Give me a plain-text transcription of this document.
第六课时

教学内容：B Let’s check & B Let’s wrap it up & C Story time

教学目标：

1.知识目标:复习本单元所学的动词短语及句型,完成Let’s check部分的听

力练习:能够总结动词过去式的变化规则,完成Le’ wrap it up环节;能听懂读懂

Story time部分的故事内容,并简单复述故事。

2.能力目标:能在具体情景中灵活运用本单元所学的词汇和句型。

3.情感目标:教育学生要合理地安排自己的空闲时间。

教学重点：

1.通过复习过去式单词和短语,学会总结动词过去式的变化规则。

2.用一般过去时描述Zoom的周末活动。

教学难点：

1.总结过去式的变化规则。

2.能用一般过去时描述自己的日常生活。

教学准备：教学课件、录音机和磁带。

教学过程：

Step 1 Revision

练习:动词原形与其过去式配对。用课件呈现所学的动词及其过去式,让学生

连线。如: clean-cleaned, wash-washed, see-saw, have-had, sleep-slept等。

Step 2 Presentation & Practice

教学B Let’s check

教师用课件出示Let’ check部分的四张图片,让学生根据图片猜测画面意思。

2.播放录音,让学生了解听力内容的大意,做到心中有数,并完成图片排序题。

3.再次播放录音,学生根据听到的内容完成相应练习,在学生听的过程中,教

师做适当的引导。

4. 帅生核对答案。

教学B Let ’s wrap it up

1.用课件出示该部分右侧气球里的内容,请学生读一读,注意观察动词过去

------------------------------------------------

→ The task:
Extract every line above that contains the word "Story".

→ Result below:
教学内容：B Let’s check & B Let’s wrap it up & C Story time
Story time部分的故事内容,并简单复述故事。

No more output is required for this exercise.